**PROVIDED RECORDS:**
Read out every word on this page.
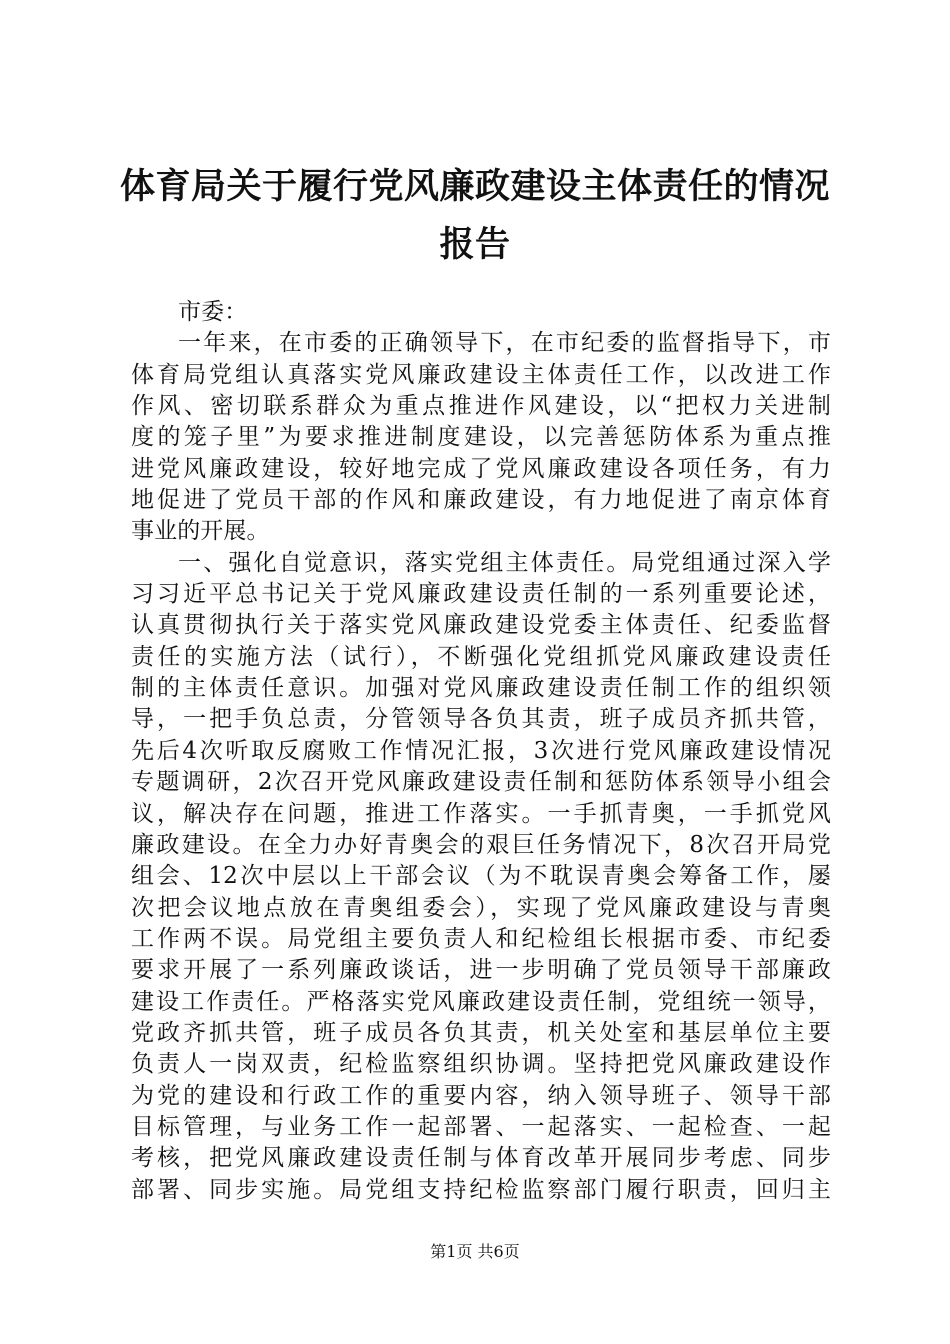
体育局关于履行党风廉政建设主体责任的情况报告
市委：
一年来，在市委的正确领导下，在市纪委的监督指导下，市
体育局党组认真落实党风廉政建设主体责任工作，以改进工作
作风、密切联系群众为重点推进作风建设，以“把权力关进制
度的笼子里”为要求推进制度建设，以完善惩防体系为重点推
进党风廉政建设，较好地完成了党风廉政建设各项任务，有力
地促进了党员干部的作风和廉政建设，有力地促进了南京体育
事业的开展。
一、强化自觉意识，落实党组主体责任。局党组通过深入学
习习近平总书记关于党风廉政建设责任制的一系列重要论述，
认真贯彻执行关于落实党风廉政建设党委主体责任、纪委监督
责任的实施方法（试行），不断强化党组抓党风廉政建设责任
制的主体责任意识。加强对党风廉政建设责任制工作的组织领
导，一把手负总责，分管领导各负其责，班子成员齐抓共管，
先后4次听取反腐败工作情况汇报，3次进行党风廉政建设情况
专题调研，2次召开党风廉政建设责任制和惩防体系领导小组会
议，解决存在问题，推进工作落实。一手抓青奥，一手抓党风
廉政建设。在全力办好青奥会的艰巨任务情况下，8次召开局党
组会、12次中层以上干部会议（为不耽误青奥会筹备工作，屡
次把会议地点放在青奥组委会），实现了党风廉政建设与青奥
工作两不误。局党组主要负责人和纪检组长根据市委、市纪委
要求开展了一系列廉政谈话，进一步明确了党员领导干部廉政
建设工作责任。严格落实党风廉政建设责任制，党组统一领导，
党政齐抓共管，班子成员各负其责，机关处室和基层单位主要
负责人一岗双责，纪检监察组织协调。坚持把党风廉政建设作
为党的建设和行政工作的重要内容，纳入领导班子、领导干部
目标管理，与业务工作一起部署、一起落实、一起检查、一起
考核，把党风廉政建设责任制与体育改革开展同步考虑、同步
部署、同步实施。局党组支持纪检监察部门履行职责，回归主
第1页 共6页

**EXERCISE PROMPT:**
Pictures in the records above should not be copied. Repeat everything else exactly.

**RESULT FOR THIS EXERCISE:**
Read out every word on this page.
体育局关于履行党风廉政建设主体责任的情况报告
市委：
一年来，在市委的正确领导下，在市纪委的监督指导下，市
体育局党组认真落实党风廉政建设主体责任工作，以改进工作
作风、密切联系群众为重点推进作风建设，以“把权力关进制
度的笼子里”为要求推进制度建设，以完善惩防体系为重点推
进党风廉政建设，较好地完成了党风廉政建设各项任务，有力
地促进了党员干部的作风和廉政建设，有力地促进了南京体育
事业的开展。
一、强化自觉意识，落实党组主体责任。局党组通过深入学
习习近平总书记关于党风廉政建设责任制的一系列重要论述，
认真贯彻执行关于落实党风廉政建设党委主体责任、纪委监督
责任的实施方法（试行），不断强化党组抓党风廉政建设责任
制的主体责任意识。加强对党风廉政建设责任制工作的组织领
导，一把手负总责，分管领导各负其责，班子成员齐抓共管，
先后4次听取反腐败工作情况汇报，3次进行党风廉政建设情况
专题调研，2次召开党风廉政建设责任制和惩防体系领导小组会
议，解决存在问题，推进工作落实。一手抓青奥，一手抓党风
廉政建设。在全力办好青奥会的艰巨任务情况下，8次召开局党
组会、12次中层以上干部会议（为不耽误青奥会筹备工作，屡
次把会议地点放在青奥组委会），实现了党风廉政建设与青奥
工作两不误。局党组主要负责人和纪检组长根据市委、市纪委
要求开展了一系列廉政谈话，进一步明确了党员领导干部廉政
建设工作责任。严格落实党风廉政建设责任制，党组统一领导，
党政齐抓共管，班子成员各负其责，机关处室和基层单位主要
负责人一岗双责，纪检监察组织协调。坚持把党风廉政建设作
为党的建设和行政工作的重要内容，纳入领导班子、领导干部
目标管理，与业务工作一起部署、一起落实、一起检查、一起
考核，把党风廉政建设责任制与体育改革开展同步考虑、同步
部署、同步实施。局党组支持纪检监察部门履行职责，回归主
第1页 共6页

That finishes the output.